| ITEMS |
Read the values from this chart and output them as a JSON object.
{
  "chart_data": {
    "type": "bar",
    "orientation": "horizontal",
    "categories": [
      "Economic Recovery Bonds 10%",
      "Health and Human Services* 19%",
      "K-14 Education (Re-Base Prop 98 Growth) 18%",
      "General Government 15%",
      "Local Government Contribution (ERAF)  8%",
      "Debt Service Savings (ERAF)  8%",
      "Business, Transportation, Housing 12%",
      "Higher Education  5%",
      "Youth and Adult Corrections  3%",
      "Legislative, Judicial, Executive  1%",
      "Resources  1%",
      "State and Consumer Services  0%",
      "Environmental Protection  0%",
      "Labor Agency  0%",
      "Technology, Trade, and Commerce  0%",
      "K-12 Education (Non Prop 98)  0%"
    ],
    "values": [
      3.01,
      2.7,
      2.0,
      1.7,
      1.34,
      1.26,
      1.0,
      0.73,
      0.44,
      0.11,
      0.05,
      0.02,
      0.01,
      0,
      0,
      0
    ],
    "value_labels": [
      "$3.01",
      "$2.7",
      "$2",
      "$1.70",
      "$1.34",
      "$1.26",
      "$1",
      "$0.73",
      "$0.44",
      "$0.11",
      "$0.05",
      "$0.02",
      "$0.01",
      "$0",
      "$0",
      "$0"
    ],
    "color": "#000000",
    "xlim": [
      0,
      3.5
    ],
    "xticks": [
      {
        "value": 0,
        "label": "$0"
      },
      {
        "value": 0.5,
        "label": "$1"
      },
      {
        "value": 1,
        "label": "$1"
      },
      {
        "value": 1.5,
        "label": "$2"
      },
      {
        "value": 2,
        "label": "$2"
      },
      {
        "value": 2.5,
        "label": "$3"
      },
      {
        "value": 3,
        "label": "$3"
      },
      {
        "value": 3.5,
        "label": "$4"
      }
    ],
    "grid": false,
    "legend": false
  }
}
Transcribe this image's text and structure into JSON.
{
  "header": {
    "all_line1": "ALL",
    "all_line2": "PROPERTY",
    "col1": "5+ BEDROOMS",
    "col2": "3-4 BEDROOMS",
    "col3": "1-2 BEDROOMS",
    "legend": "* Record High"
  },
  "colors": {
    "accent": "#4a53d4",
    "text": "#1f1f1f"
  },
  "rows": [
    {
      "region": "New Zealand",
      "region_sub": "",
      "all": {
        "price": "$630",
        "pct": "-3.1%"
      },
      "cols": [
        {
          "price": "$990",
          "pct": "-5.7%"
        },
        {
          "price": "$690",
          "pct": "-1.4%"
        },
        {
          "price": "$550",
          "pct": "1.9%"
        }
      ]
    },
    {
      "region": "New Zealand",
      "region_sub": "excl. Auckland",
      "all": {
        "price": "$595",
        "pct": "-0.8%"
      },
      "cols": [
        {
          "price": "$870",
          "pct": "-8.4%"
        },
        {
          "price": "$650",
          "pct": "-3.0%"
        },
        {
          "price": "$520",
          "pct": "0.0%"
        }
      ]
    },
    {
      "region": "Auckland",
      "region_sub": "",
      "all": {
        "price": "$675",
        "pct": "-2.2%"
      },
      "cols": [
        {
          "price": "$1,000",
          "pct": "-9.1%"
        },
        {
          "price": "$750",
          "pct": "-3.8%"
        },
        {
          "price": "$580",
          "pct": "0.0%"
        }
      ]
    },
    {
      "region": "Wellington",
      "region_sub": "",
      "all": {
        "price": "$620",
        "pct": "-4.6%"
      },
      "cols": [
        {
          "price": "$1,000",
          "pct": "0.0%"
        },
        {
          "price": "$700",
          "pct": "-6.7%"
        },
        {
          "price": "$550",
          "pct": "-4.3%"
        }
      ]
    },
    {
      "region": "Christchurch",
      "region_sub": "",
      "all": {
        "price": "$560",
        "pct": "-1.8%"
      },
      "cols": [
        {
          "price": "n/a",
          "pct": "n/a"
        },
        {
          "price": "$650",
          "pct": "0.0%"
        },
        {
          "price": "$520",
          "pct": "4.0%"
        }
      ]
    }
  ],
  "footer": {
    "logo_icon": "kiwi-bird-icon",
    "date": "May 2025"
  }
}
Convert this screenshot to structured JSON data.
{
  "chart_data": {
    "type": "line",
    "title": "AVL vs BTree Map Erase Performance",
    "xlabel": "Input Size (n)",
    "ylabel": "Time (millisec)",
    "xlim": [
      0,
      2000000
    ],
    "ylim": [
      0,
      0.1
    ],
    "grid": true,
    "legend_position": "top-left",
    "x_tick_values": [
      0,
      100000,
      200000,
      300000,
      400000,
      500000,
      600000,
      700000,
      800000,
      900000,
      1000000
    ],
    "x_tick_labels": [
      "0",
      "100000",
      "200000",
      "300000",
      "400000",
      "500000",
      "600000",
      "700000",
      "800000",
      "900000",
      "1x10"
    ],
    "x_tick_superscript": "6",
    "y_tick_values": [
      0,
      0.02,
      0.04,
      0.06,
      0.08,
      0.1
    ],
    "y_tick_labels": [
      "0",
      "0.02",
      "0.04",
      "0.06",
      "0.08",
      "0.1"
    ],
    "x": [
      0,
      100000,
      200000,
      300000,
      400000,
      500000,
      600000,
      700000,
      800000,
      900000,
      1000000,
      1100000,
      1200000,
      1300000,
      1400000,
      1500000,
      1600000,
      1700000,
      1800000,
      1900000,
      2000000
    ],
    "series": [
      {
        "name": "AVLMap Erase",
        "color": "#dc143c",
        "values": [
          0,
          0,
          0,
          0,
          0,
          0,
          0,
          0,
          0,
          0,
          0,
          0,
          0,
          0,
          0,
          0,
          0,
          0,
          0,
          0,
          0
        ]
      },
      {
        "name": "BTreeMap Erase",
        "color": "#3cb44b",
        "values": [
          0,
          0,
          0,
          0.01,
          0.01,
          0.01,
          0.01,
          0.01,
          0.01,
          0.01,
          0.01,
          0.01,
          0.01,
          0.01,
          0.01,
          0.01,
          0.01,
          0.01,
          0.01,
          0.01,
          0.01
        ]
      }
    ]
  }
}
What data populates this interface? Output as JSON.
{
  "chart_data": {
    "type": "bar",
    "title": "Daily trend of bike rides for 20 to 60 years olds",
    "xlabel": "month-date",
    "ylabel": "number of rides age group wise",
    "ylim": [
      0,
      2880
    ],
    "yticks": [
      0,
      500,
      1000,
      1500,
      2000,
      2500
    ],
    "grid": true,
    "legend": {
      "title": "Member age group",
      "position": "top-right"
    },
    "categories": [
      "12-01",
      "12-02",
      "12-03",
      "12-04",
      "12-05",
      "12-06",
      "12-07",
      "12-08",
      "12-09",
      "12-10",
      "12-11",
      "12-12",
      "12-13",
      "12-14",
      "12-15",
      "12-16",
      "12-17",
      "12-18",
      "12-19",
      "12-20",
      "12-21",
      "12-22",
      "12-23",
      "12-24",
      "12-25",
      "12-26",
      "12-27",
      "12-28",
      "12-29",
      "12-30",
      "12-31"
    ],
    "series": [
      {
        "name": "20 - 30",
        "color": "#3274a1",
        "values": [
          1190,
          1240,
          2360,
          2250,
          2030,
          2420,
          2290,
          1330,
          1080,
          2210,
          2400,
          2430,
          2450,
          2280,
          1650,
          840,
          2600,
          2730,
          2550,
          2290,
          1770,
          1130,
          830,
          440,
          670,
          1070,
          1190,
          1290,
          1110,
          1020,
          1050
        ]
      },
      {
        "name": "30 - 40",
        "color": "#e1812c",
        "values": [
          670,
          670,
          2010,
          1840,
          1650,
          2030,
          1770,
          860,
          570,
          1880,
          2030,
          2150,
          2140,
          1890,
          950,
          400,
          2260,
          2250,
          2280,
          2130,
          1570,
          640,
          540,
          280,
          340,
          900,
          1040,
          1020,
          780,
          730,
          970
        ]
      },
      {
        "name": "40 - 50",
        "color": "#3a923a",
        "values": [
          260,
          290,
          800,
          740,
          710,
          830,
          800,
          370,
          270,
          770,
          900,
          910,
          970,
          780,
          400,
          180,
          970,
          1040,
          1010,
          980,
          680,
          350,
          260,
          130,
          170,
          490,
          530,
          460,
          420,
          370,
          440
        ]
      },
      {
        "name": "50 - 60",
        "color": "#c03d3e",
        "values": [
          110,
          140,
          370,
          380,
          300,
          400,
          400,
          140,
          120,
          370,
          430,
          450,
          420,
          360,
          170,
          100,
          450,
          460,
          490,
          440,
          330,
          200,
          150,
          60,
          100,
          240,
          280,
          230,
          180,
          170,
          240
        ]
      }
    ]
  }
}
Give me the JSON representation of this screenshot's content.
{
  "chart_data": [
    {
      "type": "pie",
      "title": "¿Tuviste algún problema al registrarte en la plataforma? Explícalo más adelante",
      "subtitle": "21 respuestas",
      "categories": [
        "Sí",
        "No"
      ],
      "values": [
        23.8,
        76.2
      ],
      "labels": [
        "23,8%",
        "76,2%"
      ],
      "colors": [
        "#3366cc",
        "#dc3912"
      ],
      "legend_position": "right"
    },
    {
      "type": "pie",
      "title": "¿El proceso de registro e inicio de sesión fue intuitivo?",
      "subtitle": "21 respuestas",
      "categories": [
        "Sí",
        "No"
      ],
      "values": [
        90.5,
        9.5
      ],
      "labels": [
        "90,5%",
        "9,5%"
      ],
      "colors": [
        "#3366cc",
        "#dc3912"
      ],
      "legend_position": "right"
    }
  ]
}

| REQUIREMENTS |
Find the lines containing "ylabel" and pull them out.

| TASK ANSWER |
    "ylabel": "Time (millisec)",
    "ylabel": "number of rides age group wise",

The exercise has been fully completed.